**EXERCISE:** What is the number of lines in the entries below that include the word "this"? Provide the number only.

**INFORMATION SHOWN:**
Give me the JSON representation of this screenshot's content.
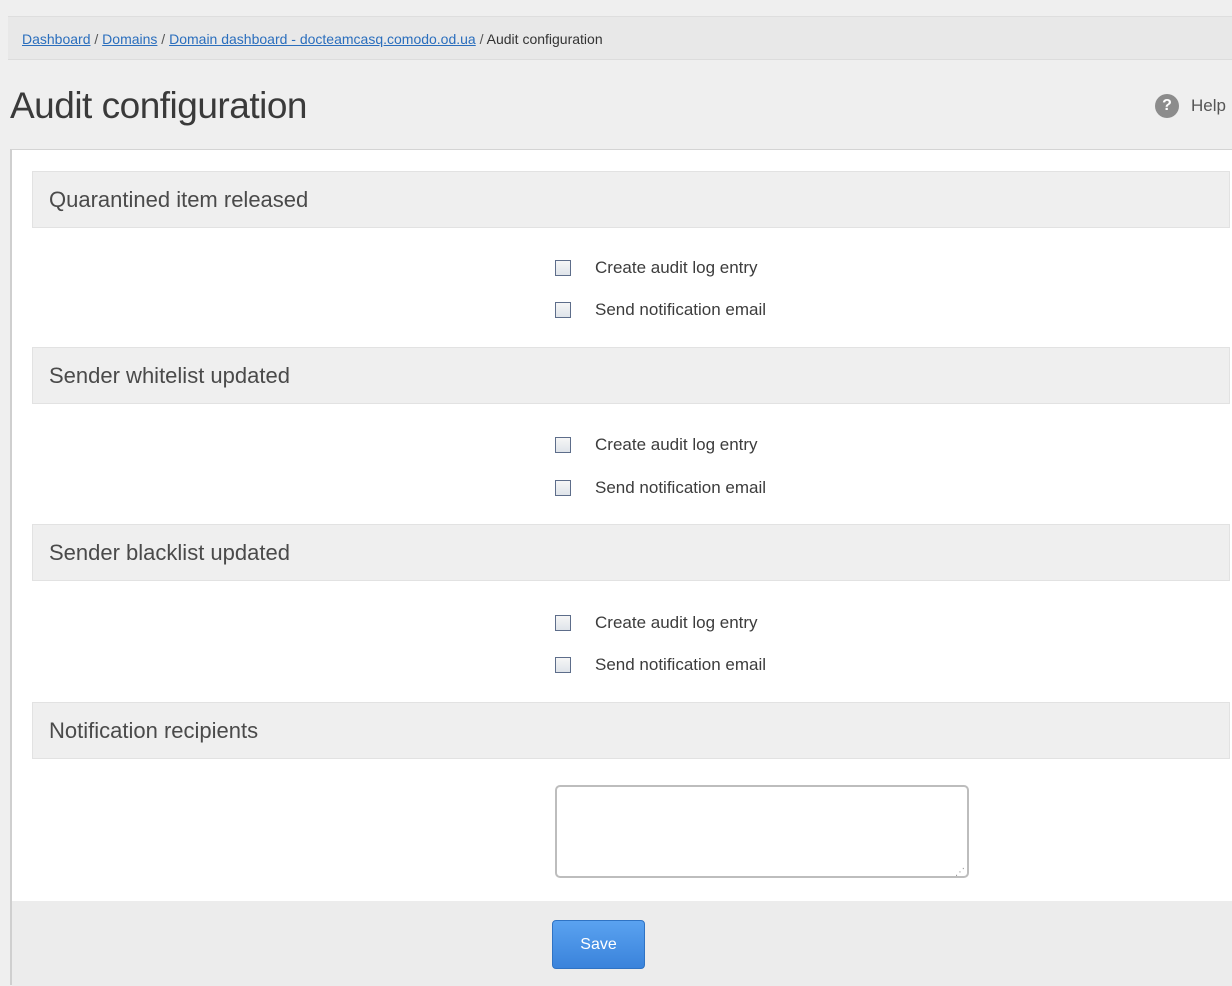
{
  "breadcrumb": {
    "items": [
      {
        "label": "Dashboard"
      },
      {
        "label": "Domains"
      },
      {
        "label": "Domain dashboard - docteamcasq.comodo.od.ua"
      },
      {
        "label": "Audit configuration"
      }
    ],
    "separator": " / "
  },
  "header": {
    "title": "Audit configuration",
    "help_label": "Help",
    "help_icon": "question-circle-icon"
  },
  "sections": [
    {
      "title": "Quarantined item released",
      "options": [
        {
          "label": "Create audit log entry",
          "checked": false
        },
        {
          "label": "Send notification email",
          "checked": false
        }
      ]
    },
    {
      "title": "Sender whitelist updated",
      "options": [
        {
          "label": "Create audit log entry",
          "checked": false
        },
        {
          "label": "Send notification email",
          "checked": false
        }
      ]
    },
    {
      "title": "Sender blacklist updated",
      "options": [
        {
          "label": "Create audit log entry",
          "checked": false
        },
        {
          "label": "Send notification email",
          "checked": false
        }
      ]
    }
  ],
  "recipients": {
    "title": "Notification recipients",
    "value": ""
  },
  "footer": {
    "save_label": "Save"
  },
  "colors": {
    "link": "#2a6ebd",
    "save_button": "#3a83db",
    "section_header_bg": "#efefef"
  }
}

---

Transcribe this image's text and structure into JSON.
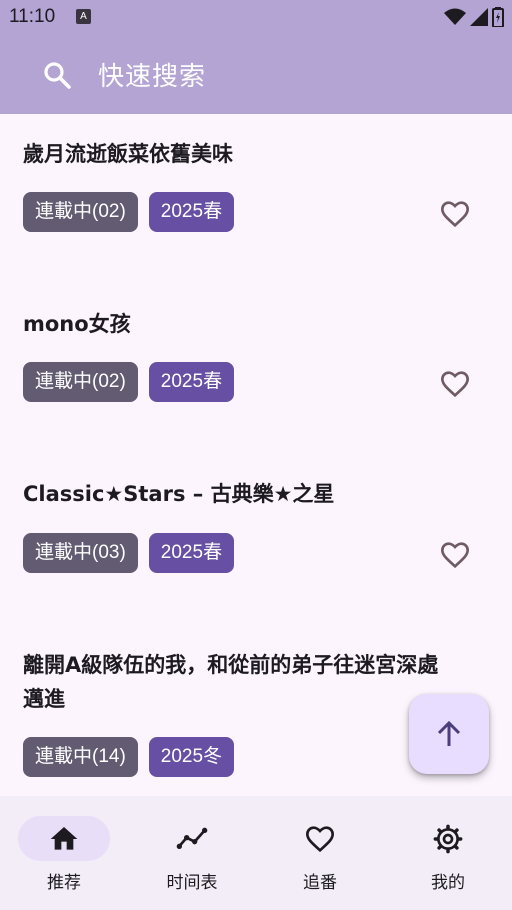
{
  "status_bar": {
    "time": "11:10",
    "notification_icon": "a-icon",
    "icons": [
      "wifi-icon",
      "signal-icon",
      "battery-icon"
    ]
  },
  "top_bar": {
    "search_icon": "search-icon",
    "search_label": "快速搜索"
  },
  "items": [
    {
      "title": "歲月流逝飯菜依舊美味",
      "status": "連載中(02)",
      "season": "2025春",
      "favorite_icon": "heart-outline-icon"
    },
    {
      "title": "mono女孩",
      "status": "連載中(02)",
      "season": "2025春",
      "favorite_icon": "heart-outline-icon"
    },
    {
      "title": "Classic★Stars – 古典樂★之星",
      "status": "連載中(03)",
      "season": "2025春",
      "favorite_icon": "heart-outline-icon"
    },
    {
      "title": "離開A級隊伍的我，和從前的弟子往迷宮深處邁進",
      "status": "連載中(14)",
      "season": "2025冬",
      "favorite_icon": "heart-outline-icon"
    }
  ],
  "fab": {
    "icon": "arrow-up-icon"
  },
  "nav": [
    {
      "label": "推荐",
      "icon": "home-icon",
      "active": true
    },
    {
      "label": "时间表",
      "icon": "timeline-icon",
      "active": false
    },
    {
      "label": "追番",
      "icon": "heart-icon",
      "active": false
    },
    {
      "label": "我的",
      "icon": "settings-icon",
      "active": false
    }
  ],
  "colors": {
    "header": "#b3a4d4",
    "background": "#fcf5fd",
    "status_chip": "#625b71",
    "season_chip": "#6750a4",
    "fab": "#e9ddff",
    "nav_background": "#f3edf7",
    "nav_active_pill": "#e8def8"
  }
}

==

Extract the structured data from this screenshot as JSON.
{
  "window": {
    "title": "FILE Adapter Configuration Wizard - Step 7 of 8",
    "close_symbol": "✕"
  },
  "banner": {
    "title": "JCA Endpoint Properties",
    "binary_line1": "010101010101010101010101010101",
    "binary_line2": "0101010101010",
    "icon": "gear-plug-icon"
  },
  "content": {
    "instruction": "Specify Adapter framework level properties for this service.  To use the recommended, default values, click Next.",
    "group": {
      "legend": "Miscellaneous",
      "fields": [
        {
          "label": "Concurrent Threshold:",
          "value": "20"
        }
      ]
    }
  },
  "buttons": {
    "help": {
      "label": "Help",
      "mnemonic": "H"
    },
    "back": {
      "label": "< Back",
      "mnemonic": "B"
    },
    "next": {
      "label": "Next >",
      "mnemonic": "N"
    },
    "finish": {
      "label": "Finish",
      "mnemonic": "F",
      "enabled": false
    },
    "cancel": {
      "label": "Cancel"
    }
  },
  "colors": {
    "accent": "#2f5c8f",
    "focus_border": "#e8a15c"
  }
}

**CORRECT ANSWER:** 4